From the listing below, pull out the lines that hold "不符合题意".

** Start of Available records **

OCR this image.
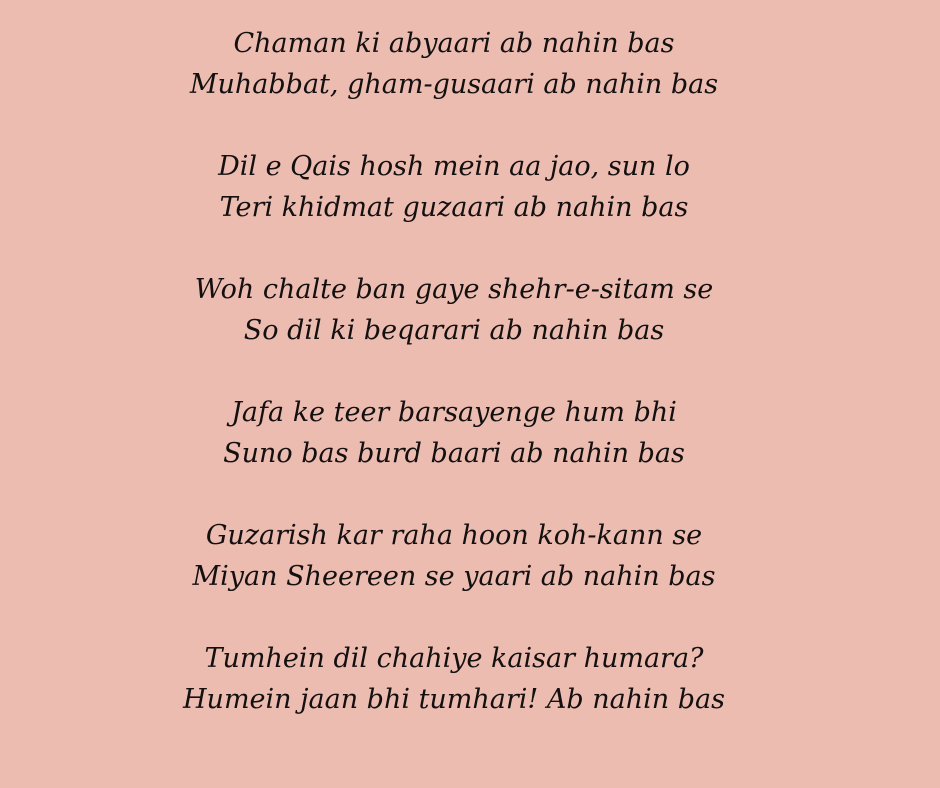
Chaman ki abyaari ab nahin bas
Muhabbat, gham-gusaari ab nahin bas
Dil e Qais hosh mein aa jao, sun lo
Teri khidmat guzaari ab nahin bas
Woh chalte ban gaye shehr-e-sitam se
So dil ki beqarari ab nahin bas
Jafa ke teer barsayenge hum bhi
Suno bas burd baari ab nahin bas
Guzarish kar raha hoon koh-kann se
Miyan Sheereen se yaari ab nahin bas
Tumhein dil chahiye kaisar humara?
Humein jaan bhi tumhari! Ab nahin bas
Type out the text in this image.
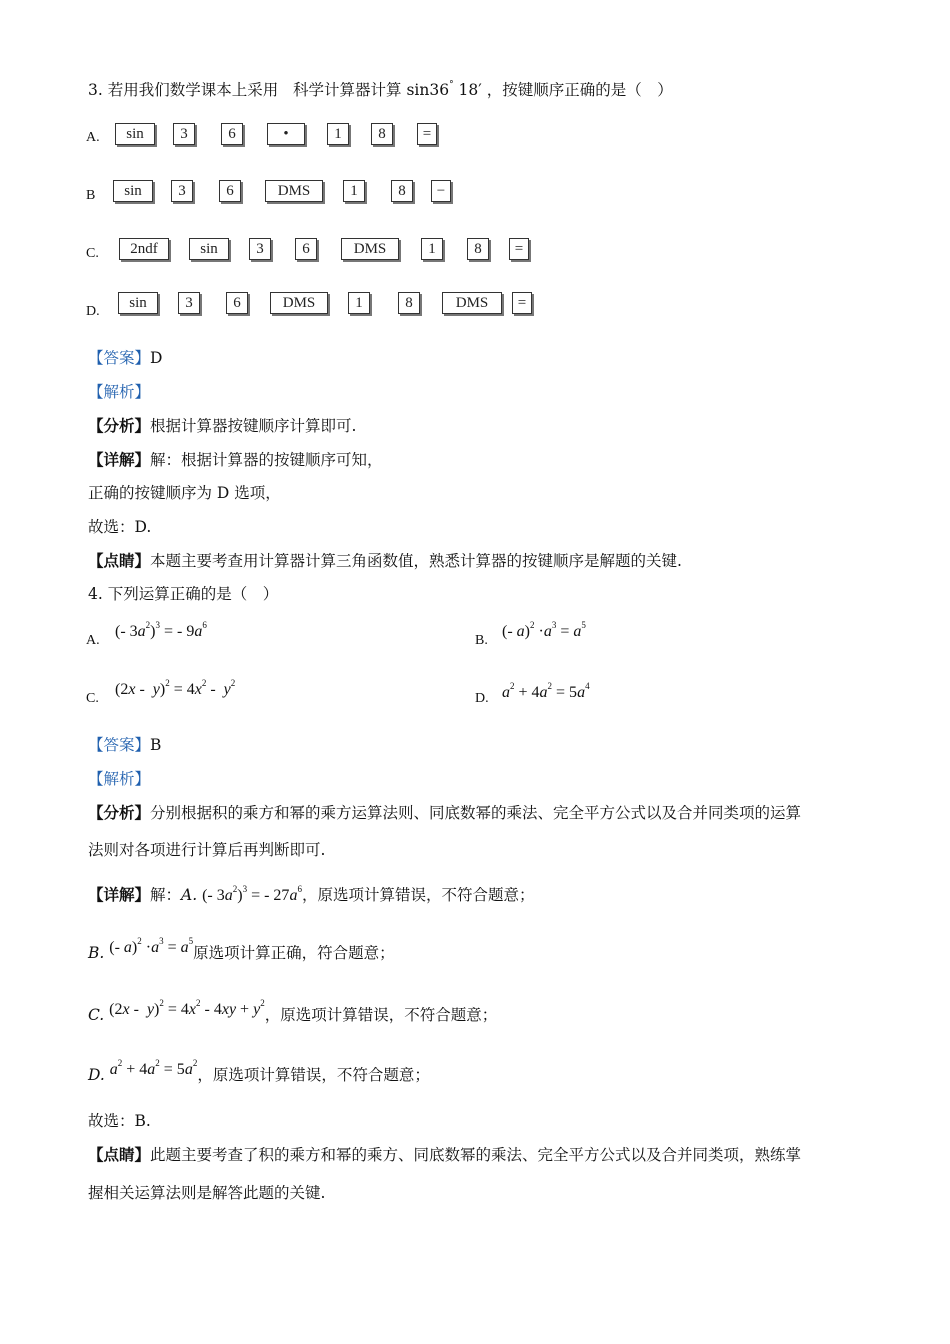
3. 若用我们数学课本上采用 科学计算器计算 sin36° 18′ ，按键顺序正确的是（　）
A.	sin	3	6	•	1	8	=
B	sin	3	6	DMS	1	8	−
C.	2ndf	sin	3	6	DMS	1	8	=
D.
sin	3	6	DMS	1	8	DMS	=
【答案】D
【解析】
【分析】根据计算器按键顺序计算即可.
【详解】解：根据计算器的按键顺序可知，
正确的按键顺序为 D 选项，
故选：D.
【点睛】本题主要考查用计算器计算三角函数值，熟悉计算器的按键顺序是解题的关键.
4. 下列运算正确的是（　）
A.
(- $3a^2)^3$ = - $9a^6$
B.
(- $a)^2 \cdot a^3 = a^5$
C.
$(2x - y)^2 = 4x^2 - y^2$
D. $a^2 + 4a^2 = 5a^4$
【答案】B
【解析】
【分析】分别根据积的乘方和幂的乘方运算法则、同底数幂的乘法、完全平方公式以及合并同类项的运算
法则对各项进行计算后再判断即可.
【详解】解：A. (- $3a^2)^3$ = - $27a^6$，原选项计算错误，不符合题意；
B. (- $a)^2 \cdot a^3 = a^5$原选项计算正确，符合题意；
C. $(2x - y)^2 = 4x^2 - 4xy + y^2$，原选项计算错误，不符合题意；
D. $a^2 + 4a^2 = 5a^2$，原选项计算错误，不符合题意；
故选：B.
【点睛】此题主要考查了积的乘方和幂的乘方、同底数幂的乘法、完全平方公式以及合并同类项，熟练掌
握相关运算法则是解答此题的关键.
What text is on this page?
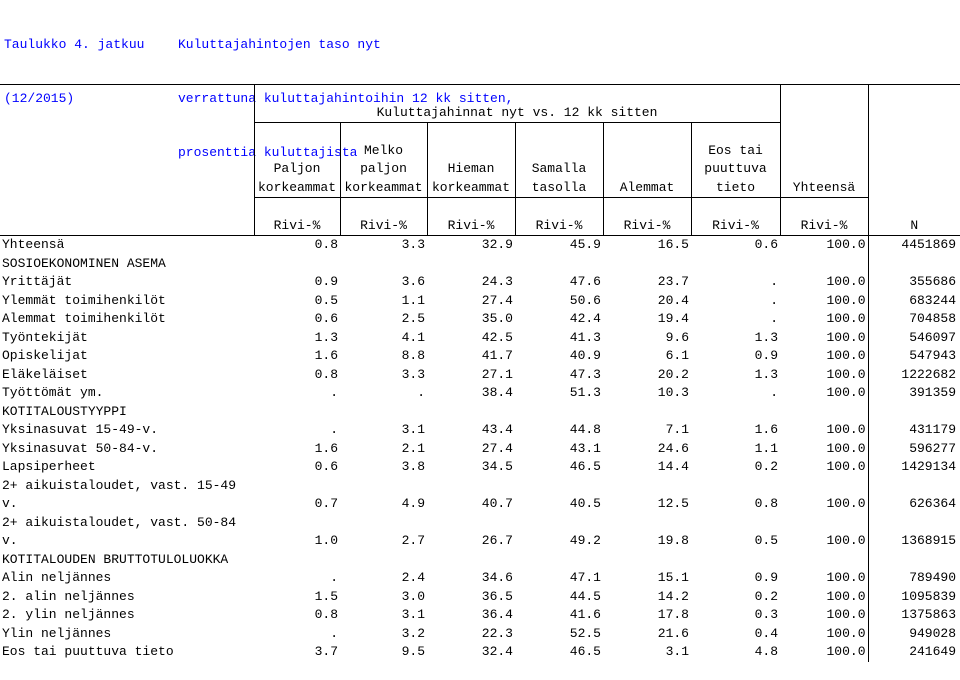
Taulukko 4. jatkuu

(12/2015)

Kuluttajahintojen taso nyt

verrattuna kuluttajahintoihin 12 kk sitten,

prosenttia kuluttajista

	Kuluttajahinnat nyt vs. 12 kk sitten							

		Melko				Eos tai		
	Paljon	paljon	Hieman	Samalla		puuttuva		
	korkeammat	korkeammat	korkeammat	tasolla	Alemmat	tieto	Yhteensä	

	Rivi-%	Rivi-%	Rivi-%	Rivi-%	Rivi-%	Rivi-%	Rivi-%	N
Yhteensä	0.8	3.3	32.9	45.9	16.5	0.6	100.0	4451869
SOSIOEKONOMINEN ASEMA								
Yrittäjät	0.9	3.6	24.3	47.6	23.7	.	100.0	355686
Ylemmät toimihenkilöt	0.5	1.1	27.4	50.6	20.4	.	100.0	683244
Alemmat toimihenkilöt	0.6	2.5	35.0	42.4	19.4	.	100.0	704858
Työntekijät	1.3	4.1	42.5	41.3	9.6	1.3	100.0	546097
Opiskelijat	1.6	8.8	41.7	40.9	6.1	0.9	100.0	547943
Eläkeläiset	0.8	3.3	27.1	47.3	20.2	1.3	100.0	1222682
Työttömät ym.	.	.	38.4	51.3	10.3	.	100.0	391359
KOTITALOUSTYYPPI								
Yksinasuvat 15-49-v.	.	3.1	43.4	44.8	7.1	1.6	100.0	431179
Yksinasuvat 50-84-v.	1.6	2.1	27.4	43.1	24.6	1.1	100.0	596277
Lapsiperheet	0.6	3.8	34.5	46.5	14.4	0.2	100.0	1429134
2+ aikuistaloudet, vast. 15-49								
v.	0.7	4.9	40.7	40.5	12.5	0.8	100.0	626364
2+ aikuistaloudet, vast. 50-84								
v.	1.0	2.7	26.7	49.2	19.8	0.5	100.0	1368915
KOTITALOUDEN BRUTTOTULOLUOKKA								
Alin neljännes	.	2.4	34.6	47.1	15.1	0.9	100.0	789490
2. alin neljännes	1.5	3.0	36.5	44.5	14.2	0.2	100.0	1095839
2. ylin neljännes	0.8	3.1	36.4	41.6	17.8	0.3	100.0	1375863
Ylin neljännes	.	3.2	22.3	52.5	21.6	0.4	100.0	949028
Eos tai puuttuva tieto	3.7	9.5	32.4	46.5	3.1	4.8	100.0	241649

** End of Available records **

Answer to the exercise ▸
【详解】解：A. (- $3a^2)^3$ = - $27a^6$，原选项计算错误，不符合题意；
C. $(2x - y)^2 = 4x^2 - 4xy + y^2$，原选项计算错误，不符合题意；
D. $a^2 + 4a^2 = 5a^2$，原选项计算错误，不符合题意；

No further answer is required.